THE EXERCISE:
Write out the listing below in full and exactly, leaving out every picture.

GIVEN RECORDS:
'''

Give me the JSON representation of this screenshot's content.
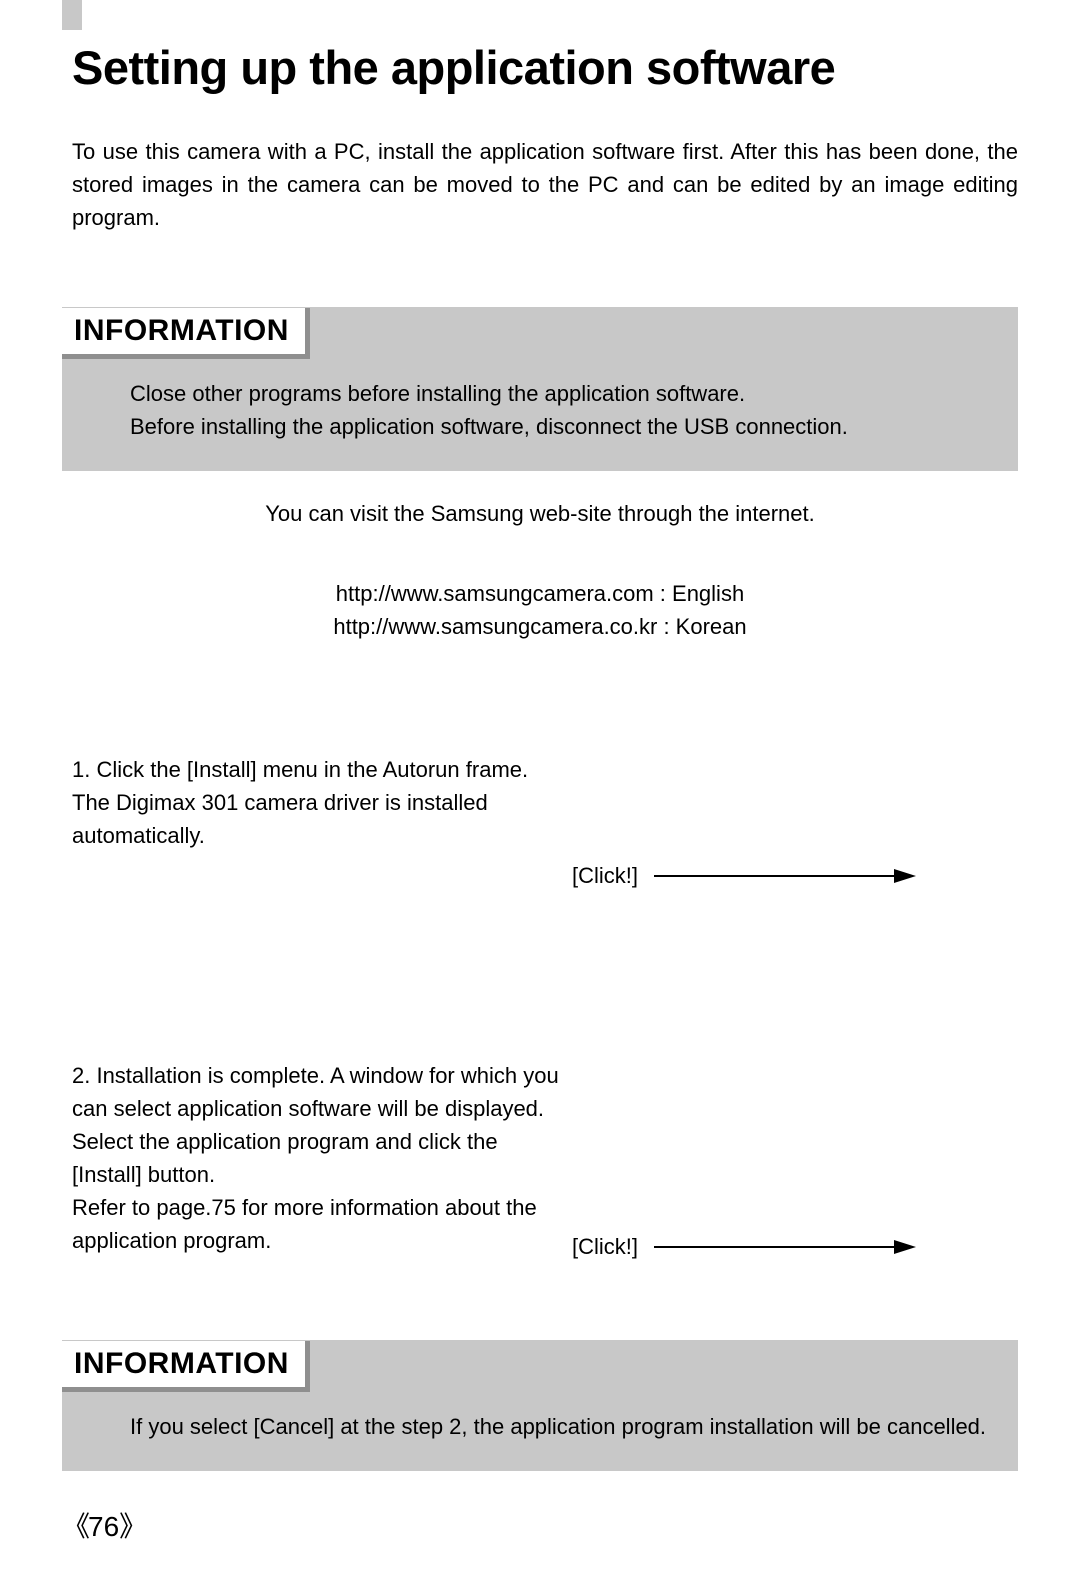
{
  "page": {
    "title": "Setting up the application software",
    "intro": "To use this camera with a PC, install the application software first. After this has been done, the stored images in the camera can be moved to the PC and can be edited by an image editing program.",
    "page_number": "76"
  },
  "info1": {
    "heading": "INFORMATION",
    "line1": "Close other programs before installing the application software.",
    "line2": "Before installing the application software, disconnect the USB connection."
  },
  "mid": {
    "visit": "You can visit the Samsung web-site through the internet.",
    "url1": "http://www.samsungcamera.com : English",
    "url2": "http://www.samsungcamera.co.kr : Korean"
  },
  "steps": {
    "s1": "1. Click the [Install] menu in the Autorun frame. The Digimax 301 camera driver is installed automatically.",
    "s1_click": "[Click!]",
    "s2": "2. Installation is complete. A window for which you can select application software will be displayed. Select the application program and click the [Install] button.\nRefer to page.75 for more information about the application program.",
    "s2_click": "[Click!]"
  },
  "info2": {
    "heading": "INFORMATION",
    "body": "If you select [Cancel] at the step 2, the application program installation will be cancelled."
  }
}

'''

TASK SOLUTION:
Give me the JSON representation of this screenshot's content.
{
  "page": {
    "title": "Setting up the application software",
    "intro": "To use this camera with a PC, install the application software first. After this has been done, the stored images in the camera can be moved to the PC and can be edited by an image editing program.",
    "page_number": "76"
  },
  "info1": {
    "heading": "INFORMATION",
    "line1": "Close other programs before installing the application software.",
    "line2": "Before installing the application software, disconnect the USB connection."
  },
  "mid": {
    "visit": "You can visit the Samsung web-site through the internet.",
    "url1": "http://www.samsungcamera.com : English",
    "url2": "http://www.samsungcamera.co.kr : Korean"
  },
  "steps": {
    "s1": "1. Click the [Install] menu in the Autorun frame. The Digimax 301 camera driver is installed automatically.",
    "s1_click": "[Click!]",
    "s2": "2. Installation is complete. A window for which you can select application software will be displayed. Select the application program and click the [Install] button.\nRefer to page.75 for more information about the application program.",
    "s2_click": "[Click!]"
  },
  "info2": {
    "heading": "INFORMATION",
    "body": "If you select [Cancel] at the step 2, the application program installation will be cancelled."
  }
}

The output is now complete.